> [Instructions to follow]:
Where a line of the material contains the string "With", copy that line.

Stored items from a collection
* start *

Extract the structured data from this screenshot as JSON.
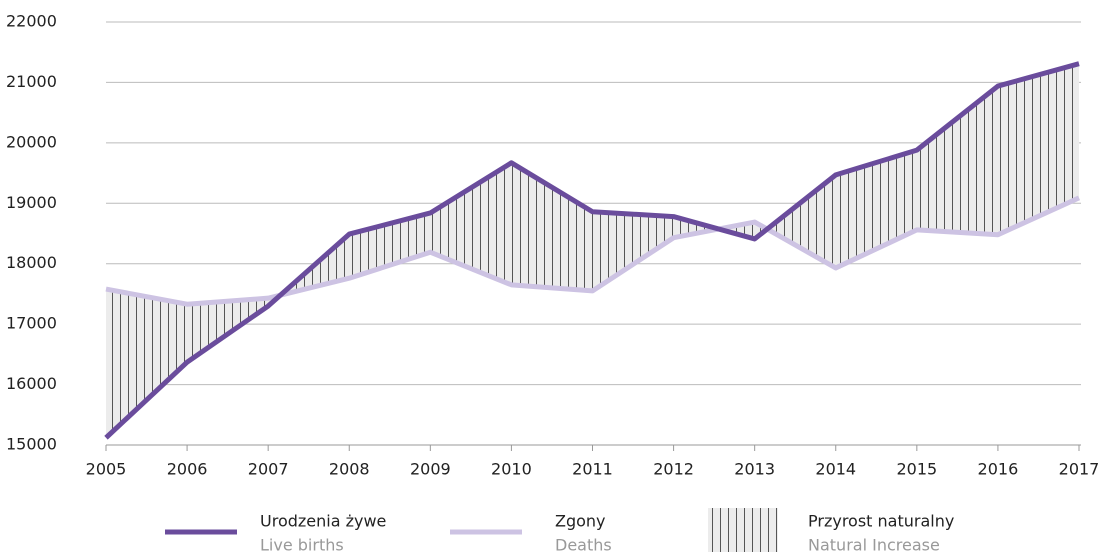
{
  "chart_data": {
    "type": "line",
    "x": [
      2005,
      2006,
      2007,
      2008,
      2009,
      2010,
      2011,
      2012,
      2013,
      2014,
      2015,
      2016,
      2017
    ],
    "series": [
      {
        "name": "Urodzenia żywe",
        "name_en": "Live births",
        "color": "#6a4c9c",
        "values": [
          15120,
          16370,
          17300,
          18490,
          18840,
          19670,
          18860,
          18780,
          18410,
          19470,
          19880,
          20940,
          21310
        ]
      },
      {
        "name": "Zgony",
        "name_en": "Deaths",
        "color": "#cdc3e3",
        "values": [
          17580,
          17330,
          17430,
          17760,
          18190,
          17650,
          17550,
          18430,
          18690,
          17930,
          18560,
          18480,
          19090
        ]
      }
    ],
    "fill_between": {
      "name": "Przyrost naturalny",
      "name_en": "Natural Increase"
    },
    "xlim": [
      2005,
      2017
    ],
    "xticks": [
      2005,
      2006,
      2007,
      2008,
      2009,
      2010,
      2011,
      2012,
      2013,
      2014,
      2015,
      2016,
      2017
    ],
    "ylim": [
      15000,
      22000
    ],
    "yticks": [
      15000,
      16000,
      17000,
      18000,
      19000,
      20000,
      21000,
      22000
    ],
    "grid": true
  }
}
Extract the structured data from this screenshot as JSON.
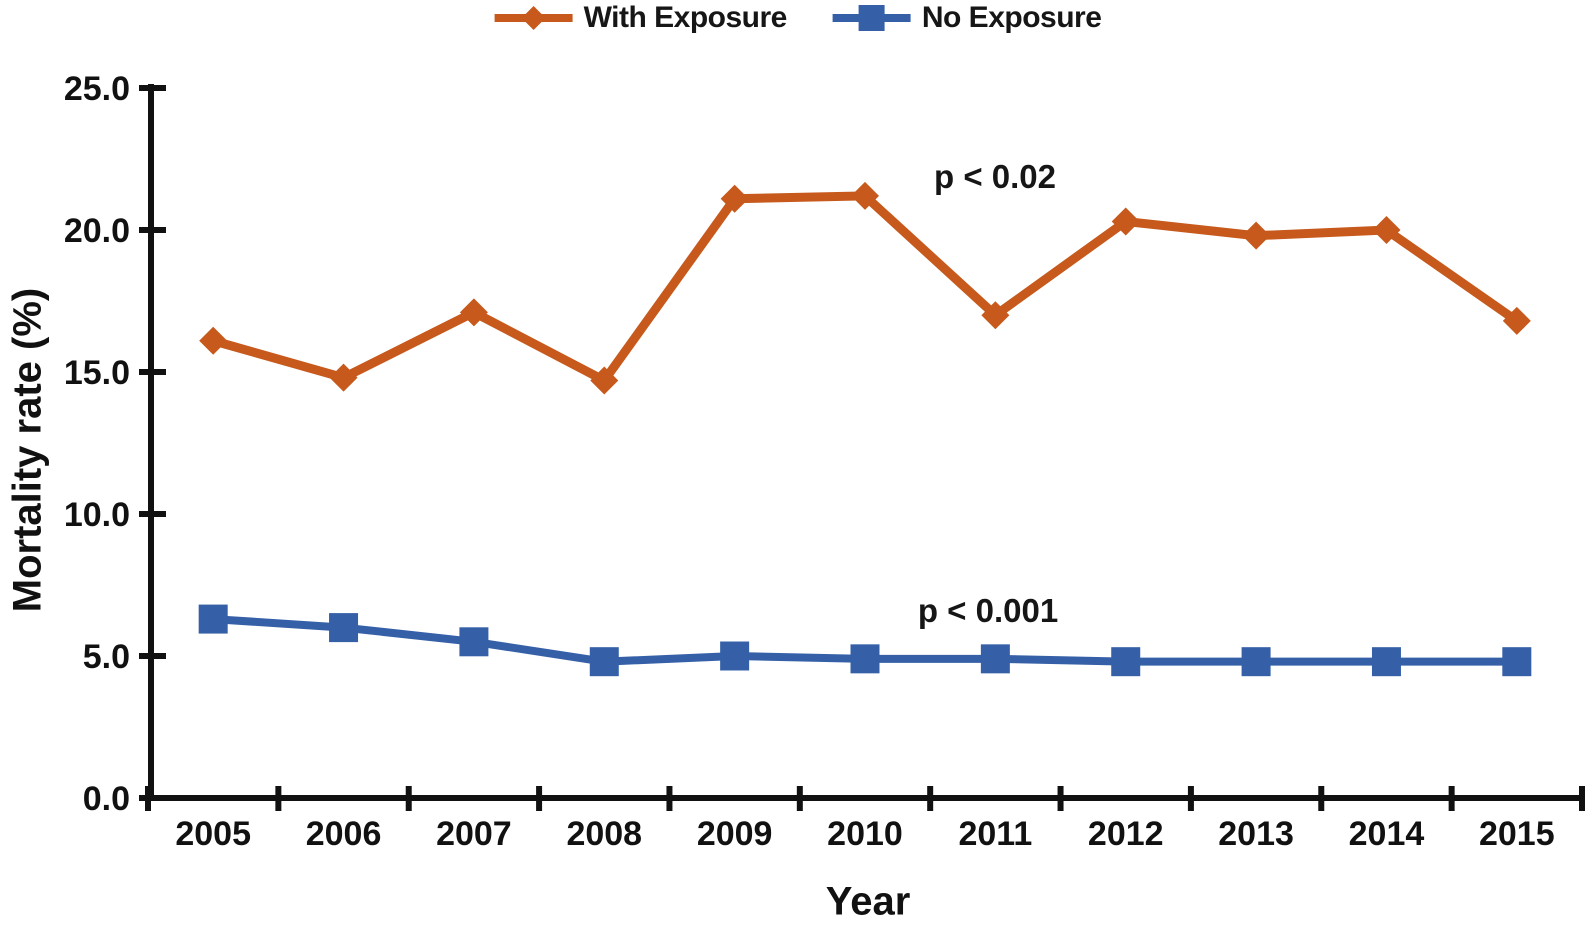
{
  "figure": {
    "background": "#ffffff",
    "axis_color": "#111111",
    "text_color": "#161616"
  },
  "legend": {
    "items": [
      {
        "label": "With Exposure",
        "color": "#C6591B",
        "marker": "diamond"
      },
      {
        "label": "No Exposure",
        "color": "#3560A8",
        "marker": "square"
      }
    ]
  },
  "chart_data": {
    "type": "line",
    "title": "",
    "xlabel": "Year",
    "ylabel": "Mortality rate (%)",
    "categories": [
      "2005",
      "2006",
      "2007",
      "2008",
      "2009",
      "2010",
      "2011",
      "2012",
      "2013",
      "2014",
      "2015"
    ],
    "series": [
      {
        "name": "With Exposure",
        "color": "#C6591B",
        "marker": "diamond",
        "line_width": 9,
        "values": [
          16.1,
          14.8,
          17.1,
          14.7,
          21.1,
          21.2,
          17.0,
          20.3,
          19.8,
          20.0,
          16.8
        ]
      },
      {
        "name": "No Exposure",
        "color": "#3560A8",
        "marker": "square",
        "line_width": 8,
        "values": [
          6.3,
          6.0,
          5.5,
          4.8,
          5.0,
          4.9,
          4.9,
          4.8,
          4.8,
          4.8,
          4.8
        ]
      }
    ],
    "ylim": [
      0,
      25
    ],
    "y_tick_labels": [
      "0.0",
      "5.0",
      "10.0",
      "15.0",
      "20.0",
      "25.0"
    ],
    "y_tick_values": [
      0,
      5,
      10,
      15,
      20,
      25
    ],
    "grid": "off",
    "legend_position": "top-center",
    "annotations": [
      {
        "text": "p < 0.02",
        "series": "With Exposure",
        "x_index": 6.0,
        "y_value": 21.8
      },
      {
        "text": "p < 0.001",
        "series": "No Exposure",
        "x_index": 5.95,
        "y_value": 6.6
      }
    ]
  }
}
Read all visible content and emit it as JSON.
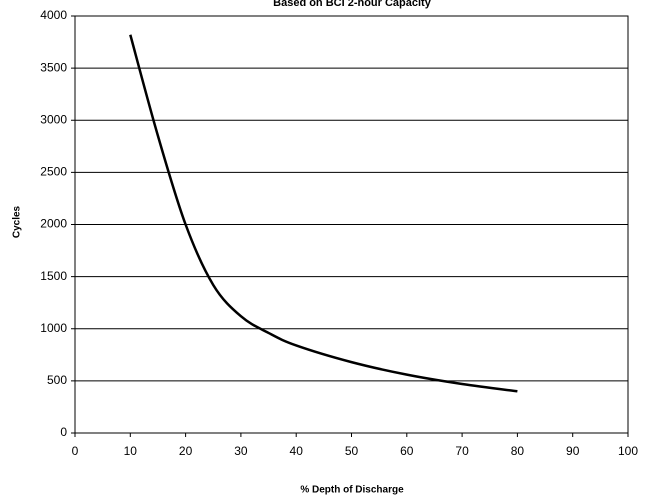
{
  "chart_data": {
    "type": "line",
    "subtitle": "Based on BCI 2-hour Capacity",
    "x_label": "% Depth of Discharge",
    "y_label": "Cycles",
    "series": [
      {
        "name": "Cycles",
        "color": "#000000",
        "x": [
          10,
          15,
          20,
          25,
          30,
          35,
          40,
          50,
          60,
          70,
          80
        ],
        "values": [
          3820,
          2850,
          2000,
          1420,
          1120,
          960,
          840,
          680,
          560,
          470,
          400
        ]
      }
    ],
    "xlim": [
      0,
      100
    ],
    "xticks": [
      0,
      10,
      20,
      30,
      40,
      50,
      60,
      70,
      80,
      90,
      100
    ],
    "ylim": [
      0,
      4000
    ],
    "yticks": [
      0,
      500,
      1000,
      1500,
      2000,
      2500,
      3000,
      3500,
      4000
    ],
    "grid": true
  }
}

* end *

> [Expected output]:
        "label": "With Exposure",
        "name": "With Exposure",
        "series": "With Exposure",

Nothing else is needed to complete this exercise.